Extracted data entries:
· · · · ·

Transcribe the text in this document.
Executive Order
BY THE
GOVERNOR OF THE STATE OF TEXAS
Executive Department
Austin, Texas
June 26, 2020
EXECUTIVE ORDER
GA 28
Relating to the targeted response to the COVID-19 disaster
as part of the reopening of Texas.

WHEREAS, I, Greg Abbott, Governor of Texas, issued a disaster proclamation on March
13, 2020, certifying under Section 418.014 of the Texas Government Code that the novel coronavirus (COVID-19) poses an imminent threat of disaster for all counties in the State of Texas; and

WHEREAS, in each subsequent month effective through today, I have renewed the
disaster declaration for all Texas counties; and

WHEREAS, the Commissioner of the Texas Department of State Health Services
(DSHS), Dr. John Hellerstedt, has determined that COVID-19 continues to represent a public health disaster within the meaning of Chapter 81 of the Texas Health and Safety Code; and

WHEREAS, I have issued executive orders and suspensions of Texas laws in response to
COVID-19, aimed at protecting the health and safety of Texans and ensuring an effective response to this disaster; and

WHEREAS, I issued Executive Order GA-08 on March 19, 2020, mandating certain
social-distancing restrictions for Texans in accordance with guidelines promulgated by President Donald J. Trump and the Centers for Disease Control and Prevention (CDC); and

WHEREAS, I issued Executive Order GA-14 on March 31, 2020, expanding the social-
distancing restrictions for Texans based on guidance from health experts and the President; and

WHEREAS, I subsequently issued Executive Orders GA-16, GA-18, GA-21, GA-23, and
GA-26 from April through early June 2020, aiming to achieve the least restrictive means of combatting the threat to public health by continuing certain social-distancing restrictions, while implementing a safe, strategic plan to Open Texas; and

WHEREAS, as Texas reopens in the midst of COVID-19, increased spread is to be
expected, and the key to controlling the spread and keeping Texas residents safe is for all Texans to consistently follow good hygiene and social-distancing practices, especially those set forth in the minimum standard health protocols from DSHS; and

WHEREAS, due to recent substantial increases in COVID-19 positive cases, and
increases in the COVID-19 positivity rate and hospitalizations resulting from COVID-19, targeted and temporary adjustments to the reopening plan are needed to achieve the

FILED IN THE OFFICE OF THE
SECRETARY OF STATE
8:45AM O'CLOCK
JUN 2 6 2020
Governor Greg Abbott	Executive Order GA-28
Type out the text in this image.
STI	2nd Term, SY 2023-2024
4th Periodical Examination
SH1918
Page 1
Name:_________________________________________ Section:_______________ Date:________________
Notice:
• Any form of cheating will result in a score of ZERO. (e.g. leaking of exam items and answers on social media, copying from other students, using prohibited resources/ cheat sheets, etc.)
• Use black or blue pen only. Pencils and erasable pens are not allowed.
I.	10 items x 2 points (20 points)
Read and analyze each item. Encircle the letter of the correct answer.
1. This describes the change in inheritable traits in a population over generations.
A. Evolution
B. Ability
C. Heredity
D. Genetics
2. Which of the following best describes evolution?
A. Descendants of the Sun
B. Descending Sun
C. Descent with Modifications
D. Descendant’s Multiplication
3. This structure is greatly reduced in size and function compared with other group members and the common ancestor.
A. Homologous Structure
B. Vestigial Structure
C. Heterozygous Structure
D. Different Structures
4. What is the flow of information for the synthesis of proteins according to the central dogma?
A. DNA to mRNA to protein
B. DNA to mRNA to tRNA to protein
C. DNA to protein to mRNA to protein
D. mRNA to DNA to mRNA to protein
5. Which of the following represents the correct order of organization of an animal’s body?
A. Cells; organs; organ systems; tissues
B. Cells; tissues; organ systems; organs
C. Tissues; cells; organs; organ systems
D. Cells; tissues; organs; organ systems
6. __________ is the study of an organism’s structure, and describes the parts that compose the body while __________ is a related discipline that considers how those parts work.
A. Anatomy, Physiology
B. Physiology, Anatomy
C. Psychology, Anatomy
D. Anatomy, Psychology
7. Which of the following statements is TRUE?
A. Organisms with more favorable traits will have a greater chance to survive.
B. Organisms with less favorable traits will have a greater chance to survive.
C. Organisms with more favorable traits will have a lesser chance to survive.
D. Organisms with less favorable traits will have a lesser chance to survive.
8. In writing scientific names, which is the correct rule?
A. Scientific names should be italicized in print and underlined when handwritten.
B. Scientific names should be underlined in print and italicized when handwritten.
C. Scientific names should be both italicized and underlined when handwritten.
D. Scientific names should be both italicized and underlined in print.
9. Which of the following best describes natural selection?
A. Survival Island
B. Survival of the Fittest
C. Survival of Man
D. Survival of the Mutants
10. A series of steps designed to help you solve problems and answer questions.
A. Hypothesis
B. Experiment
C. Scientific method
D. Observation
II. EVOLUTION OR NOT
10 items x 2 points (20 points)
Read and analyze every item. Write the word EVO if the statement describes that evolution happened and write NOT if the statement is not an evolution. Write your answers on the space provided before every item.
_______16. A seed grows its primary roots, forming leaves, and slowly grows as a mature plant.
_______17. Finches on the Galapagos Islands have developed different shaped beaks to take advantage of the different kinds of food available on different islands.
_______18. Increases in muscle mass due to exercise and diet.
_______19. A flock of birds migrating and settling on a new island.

· · · · ·

• Task prompt: If a line in the entries above contains the word "certain", copy it.

• Exercise solution:
WHEREAS, I issued Executive Order GA-08 on March 19, 2020, mandating certain
GA-26 from April through early June 2020, aiming to achieve the least restrictive means of combatting the threat to public health by continuing certain social-distancing restrictions, while implementing a safe, strategic plan to Open Texas; and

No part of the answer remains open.